**Directions for this task**
Copy the records below exactly, leaving out every picture.

[Records from a dataset]
________________________

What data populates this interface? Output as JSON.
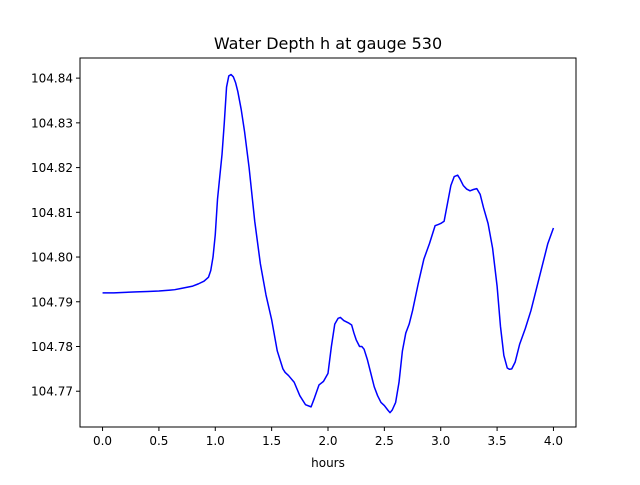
{
  "chart_data": {
    "type": "line",
    "title": "Water Depth h at gauge 530",
    "xlabel": "hours",
    "ylabel": "",
    "xlim": [
      -0.2,
      4.2
    ],
    "ylim": [
      104.762,
      104.8445
    ],
    "x_ticks": [
      0.0,
      0.5,
      1.0,
      1.5,
      2.0,
      2.5,
      3.0,
      3.5,
      4.0
    ],
    "x_tick_labels": [
      "0.0",
      "0.5",
      "1.0",
      "1.5",
      "2.0",
      "2.5",
      "3.0",
      "3.5",
      "4.0"
    ],
    "y_ticks": [
      104.77,
      104.78,
      104.79,
      104.8,
      104.81,
      104.82,
      104.83,
      104.84
    ],
    "y_tick_labels": [
      "104.77",
      "104.78",
      "104.79",
      "104.80",
      "104.81",
      "104.82",
      "104.83",
      "104.84"
    ],
    "grid": false,
    "colors": {
      "series": "#0000ff",
      "axes": "#000000",
      "background": "#ffffff"
    },
    "series": [
      {
        "x": [
          0.0,
          0.1,
          0.2,
          0.3,
          0.4,
          0.5,
          0.6,
          0.64,
          0.7,
          0.8,
          0.85,
          0.9,
          0.94,
          0.96,
          0.98,
          1.0,
          1.02,
          1.04,
          1.06,
          1.08,
          1.1,
          1.12,
          1.14,
          1.16,
          1.18,
          1.2,
          1.23,
          1.26,
          1.3,
          1.35,
          1.4,
          1.45,
          1.5,
          1.55,
          1.6,
          1.62,
          1.65,
          1.7,
          1.75,
          1.8,
          1.85,
          1.88,
          1.92,
          1.96,
          2.0,
          2.03,
          2.06,
          2.09,
          2.11,
          2.14,
          2.18,
          2.21,
          2.23,
          2.25,
          2.28,
          2.3,
          2.32,
          2.35,
          2.38,
          2.41,
          2.44,
          2.47,
          2.5,
          2.53,
          2.55,
          2.57,
          2.6,
          2.63,
          2.66,
          2.69,
          2.72,
          2.75,
          2.8,
          2.85,
          2.9,
          2.95,
          2.98,
          3.0,
          3.03,
          3.06,
          3.09,
          3.12,
          3.15,
          3.17,
          3.2,
          3.23,
          3.26,
          3.29,
          3.32,
          3.35,
          3.38,
          3.42,
          3.46,
          3.5,
          3.53,
          3.56,
          3.59,
          3.61,
          3.63,
          3.66,
          3.7,
          3.75,
          3.8,
          3.85,
          3.9,
          3.95,
          4.0
        ],
        "y": [
          104.792,
          104.792,
          104.7921,
          104.7922,
          104.7923,
          104.7924,
          104.7926,
          104.7927,
          104.793,
          104.7935,
          104.794,
          104.7946,
          104.7955,
          104.797,
          104.8,
          104.805,
          104.813,
          104.818,
          104.823,
          104.83,
          104.838,
          104.8405,
          104.8408,
          104.8403,
          104.839,
          104.837,
          104.833,
          104.828,
          104.82,
          104.808,
          104.7985,
          104.7915,
          104.786,
          104.779,
          104.775,
          104.7742,
          104.7735,
          104.772,
          104.769,
          104.767,
          104.7665,
          104.7685,
          104.7714,
          104.7722,
          104.774,
          104.78,
          104.785,
          104.7863,
          104.7865,
          104.7858,
          104.7853,
          104.7848,
          104.783,
          104.7815,
          104.78,
          104.78,
          104.7794,
          104.777,
          104.774,
          104.771,
          104.769,
          104.7675,
          104.7668,
          104.7658,
          104.7652,
          104.7658,
          104.7675,
          104.772,
          104.779,
          104.783,
          104.785,
          104.788,
          104.794,
          104.7995,
          104.803,
          104.807,
          104.8073,
          104.8075,
          104.808,
          104.812,
          104.816,
          104.818,
          104.8183,
          104.8175,
          104.816,
          104.8152,
          104.8148,
          104.8151,
          104.8153,
          104.814,
          104.811,
          104.8075,
          104.802,
          104.7935,
          104.7845,
          104.778,
          104.7752,
          104.7749,
          104.775,
          104.7765,
          104.7805,
          104.784,
          104.788,
          104.793,
          104.798,
          104.803,
          104.8065
        ]
      }
    ]
  }
}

________________________

**Correct result**
What data populates this interface? Output as JSON.
{
  "chart_data": {
    "type": "line",
    "title": "Water Depth h at gauge 530",
    "xlabel": "hours",
    "ylabel": "",
    "xlim": [
      -0.2,
      4.2
    ],
    "ylim": [
      104.762,
      104.8445
    ],
    "x_ticks": [
      0.0,
      0.5,
      1.0,
      1.5,
      2.0,
      2.5,
      3.0,
      3.5,
      4.0
    ],
    "x_tick_labels": [
      "0.0",
      "0.5",
      "1.0",
      "1.5",
      "2.0",
      "2.5",
      "3.0",
      "3.5",
      "4.0"
    ],
    "y_ticks": [
      104.77,
      104.78,
      104.79,
      104.8,
      104.81,
      104.82,
      104.83,
      104.84
    ],
    "y_tick_labels": [
      "104.77",
      "104.78",
      "104.79",
      "104.80",
      "104.81",
      "104.82",
      "104.83",
      "104.84"
    ],
    "grid": false,
    "colors": {
      "series": "#0000ff",
      "axes": "#000000",
      "background": "#ffffff"
    },
    "series": [
      {
        "x": [
          0.0,
          0.1,
          0.2,
          0.3,
          0.4,
          0.5,
          0.6,
          0.64,
          0.7,
          0.8,
          0.85,
          0.9,
          0.94,
          0.96,
          0.98,
          1.0,
          1.02,
          1.04,
          1.06,
          1.08,
          1.1,
          1.12,
          1.14,
          1.16,
          1.18,
          1.2,
          1.23,
          1.26,
          1.3,
          1.35,
          1.4,
          1.45,
          1.5,
          1.55,
          1.6,
          1.62,
          1.65,
          1.7,
          1.75,
          1.8,
          1.85,
          1.88,
          1.92,
          1.96,
          2.0,
          2.03,
          2.06,
          2.09,
          2.11,
          2.14,
          2.18,
          2.21,
          2.23,
          2.25,
          2.28,
          2.3,
          2.32,
          2.35,
          2.38,
          2.41,
          2.44,
          2.47,
          2.5,
          2.53,
          2.55,
          2.57,
          2.6,
          2.63,
          2.66,
          2.69,
          2.72,
          2.75,
          2.8,
          2.85,
          2.9,
          2.95,
          2.98,
          3.0,
          3.03,
          3.06,
          3.09,
          3.12,
          3.15,
          3.17,
          3.2,
          3.23,
          3.26,
          3.29,
          3.32,
          3.35,
          3.38,
          3.42,
          3.46,
          3.5,
          3.53,
          3.56,
          3.59,
          3.61,
          3.63,
          3.66,
          3.7,
          3.75,
          3.8,
          3.85,
          3.9,
          3.95,
          4.0
        ],
        "y": [
          104.792,
          104.792,
          104.7921,
          104.7922,
          104.7923,
          104.7924,
          104.7926,
          104.7927,
          104.793,
          104.7935,
          104.794,
          104.7946,
          104.7955,
          104.797,
          104.8,
          104.805,
          104.813,
          104.818,
          104.823,
          104.83,
          104.838,
          104.8405,
          104.8408,
          104.8403,
          104.839,
          104.837,
          104.833,
          104.828,
          104.82,
          104.808,
          104.7985,
          104.7915,
          104.786,
          104.779,
          104.775,
          104.7742,
          104.7735,
          104.772,
          104.769,
          104.767,
          104.7665,
          104.7685,
          104.7714,
          104.7722,
          104.774,
          104.78,
          104.785,
          104.7863,
          104.7865,
          104.7858,
          104.7853,
          104.7848,
          104.783,
          104.7815,
          104.78,
          104.78,
          104.7794,
          104.777,
          104.774,
          104.771,
          104.769,
          104.7675,
          104.7668,
          104.7658,
          104.7652,
          104.7658,
          104.7675,
          104.772,
          104.779,
          104.783,
          104.785,
          104.788,
          104.794,
          104.7995,
          104.803,
          104.807,
          104.8073,
          104.8075,
          104.808,
          104.812,
          104.816,
          104.818,
          104.8183,
          104.8175,
          104.816,
          104.8152,
          104.8148,
          104.8151,
          104.8153,
          104.814,
          104.811,
          104.8075,
          104.802,
          104.7935,
          104.7845,
          104.778,
          104.7752,
          104.7749,
          104.775,
          104.7765,
          104.7805,
          104.784,
          104.788,
          104.793,
          104.798,
          104.803,
          104.8065
        ]
      }
    ]
  }
}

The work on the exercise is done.